Records that describe figures

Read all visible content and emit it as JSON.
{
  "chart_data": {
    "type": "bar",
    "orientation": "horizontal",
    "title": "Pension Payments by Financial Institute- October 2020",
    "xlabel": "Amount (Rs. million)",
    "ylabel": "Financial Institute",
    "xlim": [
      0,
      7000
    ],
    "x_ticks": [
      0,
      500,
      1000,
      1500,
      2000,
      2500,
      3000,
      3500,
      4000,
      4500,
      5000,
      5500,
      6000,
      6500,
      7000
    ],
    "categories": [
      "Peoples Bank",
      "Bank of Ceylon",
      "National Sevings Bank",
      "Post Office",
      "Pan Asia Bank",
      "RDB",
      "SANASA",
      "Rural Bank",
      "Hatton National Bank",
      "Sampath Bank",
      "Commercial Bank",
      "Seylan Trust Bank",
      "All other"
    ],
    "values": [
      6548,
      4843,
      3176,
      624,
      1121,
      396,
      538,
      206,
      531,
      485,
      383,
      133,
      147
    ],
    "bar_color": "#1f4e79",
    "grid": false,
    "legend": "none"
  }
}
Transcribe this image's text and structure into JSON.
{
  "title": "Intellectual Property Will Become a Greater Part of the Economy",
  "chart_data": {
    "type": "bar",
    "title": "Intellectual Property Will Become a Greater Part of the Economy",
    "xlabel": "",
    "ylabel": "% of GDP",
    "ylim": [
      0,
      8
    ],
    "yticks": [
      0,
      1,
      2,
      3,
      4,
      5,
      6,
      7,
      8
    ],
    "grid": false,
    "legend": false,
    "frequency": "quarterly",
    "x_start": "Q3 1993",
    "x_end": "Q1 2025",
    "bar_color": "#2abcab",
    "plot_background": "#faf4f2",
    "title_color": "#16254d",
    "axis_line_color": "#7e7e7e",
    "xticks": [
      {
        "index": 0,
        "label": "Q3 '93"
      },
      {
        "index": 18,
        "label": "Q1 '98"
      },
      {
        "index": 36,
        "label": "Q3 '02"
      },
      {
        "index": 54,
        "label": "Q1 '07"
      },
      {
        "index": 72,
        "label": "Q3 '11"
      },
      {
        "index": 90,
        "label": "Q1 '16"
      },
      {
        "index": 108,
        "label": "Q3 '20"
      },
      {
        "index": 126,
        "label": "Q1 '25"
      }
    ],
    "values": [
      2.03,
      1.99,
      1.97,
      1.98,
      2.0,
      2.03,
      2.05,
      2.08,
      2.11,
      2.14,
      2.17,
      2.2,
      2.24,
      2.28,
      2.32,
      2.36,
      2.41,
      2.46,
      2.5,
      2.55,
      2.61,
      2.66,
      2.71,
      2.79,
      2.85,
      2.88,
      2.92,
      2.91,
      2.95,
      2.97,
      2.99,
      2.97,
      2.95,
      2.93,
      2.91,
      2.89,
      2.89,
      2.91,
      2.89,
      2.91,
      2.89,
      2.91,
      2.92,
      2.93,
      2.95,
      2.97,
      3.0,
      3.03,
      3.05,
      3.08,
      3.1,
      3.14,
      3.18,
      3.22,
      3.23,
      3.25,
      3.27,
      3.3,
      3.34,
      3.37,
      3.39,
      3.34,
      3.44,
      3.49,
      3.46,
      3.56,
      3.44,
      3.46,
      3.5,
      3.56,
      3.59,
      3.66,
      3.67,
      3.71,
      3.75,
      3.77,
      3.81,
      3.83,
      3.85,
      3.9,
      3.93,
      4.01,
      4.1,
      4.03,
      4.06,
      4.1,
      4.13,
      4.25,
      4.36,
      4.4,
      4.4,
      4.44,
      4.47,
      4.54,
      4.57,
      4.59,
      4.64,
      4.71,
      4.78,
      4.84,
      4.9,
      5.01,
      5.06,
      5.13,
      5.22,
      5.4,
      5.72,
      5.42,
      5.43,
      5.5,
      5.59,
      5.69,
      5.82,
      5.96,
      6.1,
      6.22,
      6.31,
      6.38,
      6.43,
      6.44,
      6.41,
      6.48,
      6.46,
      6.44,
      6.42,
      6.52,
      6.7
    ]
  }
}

## WORK TO COMPLETE
Scan the material above. Extract every line in which the word "Institute" occurs.

## RESPONSE
    "title": "Pension Payments by Financial Institute- October 2020",
    "ylabel": "Financial Institute",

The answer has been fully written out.